**Objective:** Where the word "public" occurs in a line, return that line.

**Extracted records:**
● ● ● ● ● ● ●

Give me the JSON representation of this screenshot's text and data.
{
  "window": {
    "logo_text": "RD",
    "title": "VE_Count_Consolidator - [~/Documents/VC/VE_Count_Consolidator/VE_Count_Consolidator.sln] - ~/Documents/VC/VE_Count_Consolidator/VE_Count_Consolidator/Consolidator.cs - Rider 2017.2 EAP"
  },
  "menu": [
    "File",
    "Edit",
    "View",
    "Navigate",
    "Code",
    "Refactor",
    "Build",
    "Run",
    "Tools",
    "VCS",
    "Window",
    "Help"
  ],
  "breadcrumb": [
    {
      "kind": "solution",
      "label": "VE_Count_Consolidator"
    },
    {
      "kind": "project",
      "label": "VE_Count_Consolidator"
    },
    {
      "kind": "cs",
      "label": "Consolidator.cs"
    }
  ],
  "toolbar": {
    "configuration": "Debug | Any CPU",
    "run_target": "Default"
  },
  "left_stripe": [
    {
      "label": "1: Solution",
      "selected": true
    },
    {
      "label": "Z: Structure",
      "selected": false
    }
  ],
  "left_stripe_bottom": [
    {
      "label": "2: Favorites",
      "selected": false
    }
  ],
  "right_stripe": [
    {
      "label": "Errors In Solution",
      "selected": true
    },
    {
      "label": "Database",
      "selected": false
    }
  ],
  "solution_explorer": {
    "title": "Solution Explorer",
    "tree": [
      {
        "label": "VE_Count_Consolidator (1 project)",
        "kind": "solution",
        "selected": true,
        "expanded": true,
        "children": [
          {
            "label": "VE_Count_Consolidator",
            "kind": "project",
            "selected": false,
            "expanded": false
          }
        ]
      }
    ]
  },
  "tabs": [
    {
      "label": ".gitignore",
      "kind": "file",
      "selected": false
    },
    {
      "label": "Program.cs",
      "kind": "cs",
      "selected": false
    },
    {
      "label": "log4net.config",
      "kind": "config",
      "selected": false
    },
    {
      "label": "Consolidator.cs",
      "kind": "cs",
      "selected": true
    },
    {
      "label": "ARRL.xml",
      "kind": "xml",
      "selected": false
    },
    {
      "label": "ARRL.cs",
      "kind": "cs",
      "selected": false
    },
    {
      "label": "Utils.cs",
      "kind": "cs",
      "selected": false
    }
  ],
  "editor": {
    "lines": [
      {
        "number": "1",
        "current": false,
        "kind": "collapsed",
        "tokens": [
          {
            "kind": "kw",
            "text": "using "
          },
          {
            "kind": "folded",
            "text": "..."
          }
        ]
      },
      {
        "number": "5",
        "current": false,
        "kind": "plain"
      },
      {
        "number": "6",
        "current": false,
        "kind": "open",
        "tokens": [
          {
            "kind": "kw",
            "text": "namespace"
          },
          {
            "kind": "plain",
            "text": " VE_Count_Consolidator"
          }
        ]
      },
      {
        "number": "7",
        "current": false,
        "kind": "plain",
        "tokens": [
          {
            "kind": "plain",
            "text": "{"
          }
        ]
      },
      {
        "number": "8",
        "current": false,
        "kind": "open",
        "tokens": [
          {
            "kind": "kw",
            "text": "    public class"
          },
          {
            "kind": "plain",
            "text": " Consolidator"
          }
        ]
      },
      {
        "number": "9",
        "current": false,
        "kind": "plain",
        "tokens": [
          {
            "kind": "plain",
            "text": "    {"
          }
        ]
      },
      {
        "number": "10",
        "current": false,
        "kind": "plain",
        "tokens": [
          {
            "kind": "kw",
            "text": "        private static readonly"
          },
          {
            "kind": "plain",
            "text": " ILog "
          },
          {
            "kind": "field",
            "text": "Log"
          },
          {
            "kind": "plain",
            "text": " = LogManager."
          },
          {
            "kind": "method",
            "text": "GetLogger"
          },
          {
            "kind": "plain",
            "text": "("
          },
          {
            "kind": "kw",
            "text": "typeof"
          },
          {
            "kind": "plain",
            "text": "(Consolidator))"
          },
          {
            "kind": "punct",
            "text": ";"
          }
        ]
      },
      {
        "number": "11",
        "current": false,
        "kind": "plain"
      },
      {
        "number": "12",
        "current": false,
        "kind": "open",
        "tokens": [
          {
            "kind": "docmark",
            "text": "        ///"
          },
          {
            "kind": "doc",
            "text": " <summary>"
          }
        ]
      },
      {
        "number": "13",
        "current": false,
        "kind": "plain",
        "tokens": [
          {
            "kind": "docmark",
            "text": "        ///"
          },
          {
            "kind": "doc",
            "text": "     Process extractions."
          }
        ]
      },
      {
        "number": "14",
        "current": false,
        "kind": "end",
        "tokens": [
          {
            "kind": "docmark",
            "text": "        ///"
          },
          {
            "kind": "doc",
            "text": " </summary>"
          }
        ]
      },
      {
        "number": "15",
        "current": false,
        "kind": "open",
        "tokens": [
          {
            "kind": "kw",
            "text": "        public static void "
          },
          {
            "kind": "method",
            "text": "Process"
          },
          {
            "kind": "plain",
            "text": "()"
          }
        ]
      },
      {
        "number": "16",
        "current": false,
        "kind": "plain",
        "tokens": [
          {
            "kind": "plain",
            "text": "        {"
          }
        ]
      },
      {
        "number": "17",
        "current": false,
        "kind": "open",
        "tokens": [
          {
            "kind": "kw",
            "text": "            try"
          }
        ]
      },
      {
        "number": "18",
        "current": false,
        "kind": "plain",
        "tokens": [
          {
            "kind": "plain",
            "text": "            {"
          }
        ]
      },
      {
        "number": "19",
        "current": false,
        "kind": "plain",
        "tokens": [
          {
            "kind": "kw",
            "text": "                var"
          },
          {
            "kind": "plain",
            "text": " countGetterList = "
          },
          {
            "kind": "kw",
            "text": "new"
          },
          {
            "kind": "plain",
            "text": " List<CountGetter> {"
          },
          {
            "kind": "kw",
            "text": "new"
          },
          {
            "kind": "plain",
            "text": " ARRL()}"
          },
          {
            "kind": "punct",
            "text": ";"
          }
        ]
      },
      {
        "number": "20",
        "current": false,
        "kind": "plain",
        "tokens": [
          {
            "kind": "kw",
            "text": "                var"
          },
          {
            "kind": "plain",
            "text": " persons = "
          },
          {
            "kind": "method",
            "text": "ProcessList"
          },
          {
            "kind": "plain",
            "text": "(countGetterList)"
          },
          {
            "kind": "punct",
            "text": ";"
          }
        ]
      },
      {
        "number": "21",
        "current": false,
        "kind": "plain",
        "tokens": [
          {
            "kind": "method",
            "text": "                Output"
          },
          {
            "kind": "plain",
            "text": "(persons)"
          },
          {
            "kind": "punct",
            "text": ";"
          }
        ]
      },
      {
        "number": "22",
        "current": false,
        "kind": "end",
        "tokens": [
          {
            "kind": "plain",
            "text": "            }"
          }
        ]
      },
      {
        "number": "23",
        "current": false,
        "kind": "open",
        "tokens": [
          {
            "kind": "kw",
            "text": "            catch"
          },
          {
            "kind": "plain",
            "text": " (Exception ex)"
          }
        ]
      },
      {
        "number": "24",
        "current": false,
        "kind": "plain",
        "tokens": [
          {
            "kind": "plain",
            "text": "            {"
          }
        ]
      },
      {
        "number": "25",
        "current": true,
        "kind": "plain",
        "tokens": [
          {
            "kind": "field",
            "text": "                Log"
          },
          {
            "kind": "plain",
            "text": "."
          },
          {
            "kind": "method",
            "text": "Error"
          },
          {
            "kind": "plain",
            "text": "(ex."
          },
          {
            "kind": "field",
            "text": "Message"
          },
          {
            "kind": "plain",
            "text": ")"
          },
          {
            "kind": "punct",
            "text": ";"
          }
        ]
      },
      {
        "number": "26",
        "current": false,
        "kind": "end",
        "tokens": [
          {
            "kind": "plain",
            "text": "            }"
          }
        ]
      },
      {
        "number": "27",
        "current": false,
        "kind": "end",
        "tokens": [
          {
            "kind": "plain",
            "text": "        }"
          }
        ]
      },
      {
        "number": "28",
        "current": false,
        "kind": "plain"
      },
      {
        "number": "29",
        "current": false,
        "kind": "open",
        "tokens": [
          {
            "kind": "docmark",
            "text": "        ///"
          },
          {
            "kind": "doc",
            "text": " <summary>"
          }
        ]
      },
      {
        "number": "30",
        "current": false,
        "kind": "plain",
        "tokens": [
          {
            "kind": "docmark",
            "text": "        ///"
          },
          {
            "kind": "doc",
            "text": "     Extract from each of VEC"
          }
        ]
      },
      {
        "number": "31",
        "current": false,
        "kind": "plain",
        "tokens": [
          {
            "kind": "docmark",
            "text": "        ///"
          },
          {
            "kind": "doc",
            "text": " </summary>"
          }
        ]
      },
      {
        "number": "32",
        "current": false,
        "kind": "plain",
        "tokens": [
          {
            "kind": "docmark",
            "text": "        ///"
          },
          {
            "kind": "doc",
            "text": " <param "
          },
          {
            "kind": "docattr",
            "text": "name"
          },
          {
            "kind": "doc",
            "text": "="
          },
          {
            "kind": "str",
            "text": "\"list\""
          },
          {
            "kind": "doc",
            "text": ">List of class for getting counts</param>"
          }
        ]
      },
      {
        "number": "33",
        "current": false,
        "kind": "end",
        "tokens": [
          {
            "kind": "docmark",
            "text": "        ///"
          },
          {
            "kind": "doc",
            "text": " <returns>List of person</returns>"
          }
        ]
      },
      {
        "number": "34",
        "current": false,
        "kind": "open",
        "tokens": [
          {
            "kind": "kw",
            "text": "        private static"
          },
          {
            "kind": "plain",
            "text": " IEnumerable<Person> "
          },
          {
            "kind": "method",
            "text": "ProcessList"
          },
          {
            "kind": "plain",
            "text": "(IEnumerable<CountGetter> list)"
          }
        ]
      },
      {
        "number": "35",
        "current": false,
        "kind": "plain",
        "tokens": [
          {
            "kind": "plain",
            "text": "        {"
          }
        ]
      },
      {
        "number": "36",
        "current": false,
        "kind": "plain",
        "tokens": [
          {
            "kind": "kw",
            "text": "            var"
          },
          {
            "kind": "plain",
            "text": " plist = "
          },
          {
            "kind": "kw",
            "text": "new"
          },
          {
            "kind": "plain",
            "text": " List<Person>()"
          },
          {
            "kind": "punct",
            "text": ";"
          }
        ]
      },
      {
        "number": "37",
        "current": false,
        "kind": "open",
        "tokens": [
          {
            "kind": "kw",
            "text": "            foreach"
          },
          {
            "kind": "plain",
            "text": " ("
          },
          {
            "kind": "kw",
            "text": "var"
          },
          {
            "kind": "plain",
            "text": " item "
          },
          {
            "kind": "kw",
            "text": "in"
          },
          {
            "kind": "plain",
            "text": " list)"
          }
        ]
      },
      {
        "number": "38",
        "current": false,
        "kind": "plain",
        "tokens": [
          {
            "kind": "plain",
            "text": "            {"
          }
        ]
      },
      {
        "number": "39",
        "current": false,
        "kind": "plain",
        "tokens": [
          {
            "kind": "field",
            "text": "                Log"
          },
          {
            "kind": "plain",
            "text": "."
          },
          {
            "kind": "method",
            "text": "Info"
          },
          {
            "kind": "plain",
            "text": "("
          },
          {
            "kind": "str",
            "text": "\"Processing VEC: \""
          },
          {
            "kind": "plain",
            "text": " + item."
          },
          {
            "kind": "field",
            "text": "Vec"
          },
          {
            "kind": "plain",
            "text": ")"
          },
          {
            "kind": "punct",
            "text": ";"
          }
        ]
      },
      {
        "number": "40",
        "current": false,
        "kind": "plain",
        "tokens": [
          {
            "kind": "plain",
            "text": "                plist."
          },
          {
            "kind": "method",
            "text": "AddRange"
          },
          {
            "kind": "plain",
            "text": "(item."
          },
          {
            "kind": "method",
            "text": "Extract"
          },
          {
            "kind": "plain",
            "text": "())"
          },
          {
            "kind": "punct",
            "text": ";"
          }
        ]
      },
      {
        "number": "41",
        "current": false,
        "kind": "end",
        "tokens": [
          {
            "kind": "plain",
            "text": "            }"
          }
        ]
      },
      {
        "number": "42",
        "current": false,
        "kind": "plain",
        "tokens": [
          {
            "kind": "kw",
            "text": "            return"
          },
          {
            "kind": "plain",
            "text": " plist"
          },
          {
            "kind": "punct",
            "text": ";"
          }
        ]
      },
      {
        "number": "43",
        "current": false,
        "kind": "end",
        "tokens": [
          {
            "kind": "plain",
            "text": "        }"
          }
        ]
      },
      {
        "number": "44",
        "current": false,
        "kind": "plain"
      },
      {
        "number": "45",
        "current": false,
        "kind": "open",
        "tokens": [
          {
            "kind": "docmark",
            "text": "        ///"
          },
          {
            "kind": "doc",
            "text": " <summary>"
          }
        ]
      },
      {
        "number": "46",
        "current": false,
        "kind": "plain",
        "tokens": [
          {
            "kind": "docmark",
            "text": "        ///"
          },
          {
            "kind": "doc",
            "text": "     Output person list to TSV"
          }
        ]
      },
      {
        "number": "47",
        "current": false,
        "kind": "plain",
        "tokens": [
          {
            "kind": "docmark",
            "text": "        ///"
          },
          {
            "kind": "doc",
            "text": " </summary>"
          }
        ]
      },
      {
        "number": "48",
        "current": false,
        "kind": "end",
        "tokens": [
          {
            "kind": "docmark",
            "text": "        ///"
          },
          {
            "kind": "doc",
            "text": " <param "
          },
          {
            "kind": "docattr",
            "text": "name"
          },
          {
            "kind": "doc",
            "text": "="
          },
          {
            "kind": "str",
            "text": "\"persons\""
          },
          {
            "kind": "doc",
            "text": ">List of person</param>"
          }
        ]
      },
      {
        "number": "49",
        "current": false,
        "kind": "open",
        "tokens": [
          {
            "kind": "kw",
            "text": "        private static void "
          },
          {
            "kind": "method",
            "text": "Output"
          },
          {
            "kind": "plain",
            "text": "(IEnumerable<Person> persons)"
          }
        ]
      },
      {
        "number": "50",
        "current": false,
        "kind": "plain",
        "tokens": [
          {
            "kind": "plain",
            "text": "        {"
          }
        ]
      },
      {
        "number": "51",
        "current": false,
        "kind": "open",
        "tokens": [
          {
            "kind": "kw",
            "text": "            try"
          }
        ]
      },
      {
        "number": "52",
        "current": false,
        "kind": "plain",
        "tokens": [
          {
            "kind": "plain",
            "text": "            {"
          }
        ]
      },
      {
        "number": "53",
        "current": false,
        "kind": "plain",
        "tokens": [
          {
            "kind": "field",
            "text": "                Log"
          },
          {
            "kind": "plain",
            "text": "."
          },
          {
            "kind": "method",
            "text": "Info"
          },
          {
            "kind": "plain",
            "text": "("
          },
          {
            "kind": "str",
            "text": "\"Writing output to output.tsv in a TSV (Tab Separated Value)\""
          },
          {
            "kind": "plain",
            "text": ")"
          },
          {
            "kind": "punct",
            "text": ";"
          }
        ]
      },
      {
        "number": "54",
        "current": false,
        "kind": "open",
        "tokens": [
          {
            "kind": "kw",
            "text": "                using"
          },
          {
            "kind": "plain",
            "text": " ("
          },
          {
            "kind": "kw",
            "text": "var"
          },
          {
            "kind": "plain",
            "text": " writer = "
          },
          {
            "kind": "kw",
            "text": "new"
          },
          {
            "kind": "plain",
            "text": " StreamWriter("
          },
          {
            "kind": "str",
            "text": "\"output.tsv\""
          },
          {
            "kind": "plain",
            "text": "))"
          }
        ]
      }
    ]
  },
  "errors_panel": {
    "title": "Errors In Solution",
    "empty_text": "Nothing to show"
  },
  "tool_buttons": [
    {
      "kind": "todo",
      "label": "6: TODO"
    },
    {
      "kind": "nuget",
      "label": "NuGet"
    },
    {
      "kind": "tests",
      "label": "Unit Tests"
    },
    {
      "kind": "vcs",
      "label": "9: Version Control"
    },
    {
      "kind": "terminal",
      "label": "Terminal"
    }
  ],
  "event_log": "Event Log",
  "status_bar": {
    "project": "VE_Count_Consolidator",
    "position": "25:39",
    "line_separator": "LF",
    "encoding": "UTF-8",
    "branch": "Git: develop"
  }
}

● ● ● ● ● ● ●

**Complete response:**
            "text": "    public class"
            "text": "        public static void "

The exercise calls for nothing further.